Aim of the exercise: Below is a block of data; give all of it again word for word.

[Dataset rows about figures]
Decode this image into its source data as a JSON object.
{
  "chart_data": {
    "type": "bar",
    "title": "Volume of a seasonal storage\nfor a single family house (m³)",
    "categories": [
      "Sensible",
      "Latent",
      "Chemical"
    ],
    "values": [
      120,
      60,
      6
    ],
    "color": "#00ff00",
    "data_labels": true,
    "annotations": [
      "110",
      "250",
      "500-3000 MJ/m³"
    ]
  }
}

Completed task:
Decode this image into its source data as a JSON object.
{
  "chart_data": {
    "type": "bar",
    "title": "Volume of a seasonal storage\nfor a single family house (m³)",
    "categories": [
      "Sensible",
      "Latent",
      "Chemical"
    ],
    "values": [
      120,
      60,
      6
    ],
    "color": "#00ff00",
    "data_labels": true,
    "annotations": [
      "110",
      "250",
      "500-3000 MJ/m³"
    ]
  }
}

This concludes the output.